## GIVEN INFORMATION
########################################
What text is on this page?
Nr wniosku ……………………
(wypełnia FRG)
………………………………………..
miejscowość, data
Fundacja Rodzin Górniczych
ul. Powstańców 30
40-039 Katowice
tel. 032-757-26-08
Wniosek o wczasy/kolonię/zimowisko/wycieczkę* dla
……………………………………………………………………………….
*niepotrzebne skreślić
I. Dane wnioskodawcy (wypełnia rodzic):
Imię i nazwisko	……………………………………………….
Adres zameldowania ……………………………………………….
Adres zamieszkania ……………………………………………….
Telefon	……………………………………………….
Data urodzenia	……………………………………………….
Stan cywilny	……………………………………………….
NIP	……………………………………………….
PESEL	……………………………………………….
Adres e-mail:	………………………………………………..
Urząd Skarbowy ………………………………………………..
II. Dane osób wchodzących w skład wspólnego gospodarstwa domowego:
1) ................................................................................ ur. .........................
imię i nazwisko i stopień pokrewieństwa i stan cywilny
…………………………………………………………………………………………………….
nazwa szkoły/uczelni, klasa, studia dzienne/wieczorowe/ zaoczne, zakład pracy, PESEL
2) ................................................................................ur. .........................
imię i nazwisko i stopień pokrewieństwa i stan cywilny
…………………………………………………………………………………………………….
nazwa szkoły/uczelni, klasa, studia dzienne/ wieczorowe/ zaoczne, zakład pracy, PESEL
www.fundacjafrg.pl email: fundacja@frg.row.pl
########################################
## WRITTEN EXERCISE
Copy out the whole listing exactly.

## SOLUTION FOR THIS EXERCISE
What text is on this page?
Nr wniosku ……………………
(wypełnia FRG)
………………………………………..
miejscowość, data
Fundacja Rodzin Górniczych
ul. Powstańców 30
40-039 Katowice
tel. 032-757-26-08
Wniosek o wczasy/kolonię/zimowisko/wycieczkę* dla
……………………………………………………………………………….
*niepotrzebne skreślić
I. Dane wnioskodawcy (wypełnia rodzic):
Imię i nazwisko	……………………………………………….
Adres zameldowania ……………………………………………….
Adres zamieszkania ……………………………………………….
Telefon	……………………………………………….
Data urodzenia	……………………………………………….
Stan cywilny	……………………………………………….
NIP	……………………………………………….
PESEL	……………………………………………….
Adres e-mail:	………………………………………………..
Urząd Skarbowy ………………………………………………..
II. Dane osób wchodzących w skład wspólnego gospodarstwa domowego:
1) ................................................................................ ur. .........................
imię i nazwisko i stopień pokrewieństwa i stan cywilny
…………………………………………………………………………………………………….
nazwa szkoły/uczelni, klasa, studia dzienne/wieczorowe/ zaoczne, zakład pracy, PESEL
2) ................................................................................ur. .........................
imię i nazwisko i stopień pokrewieństwa i stan cywilny
…………………………………………………………………………………………………….
nazwa szkoły/uczelni, klasa, studia dzienne/ wieczorowe/ zaoczne, zakład pracy, PESEL
www.fundacjafrg.pl email: fundacja@frg.row.pl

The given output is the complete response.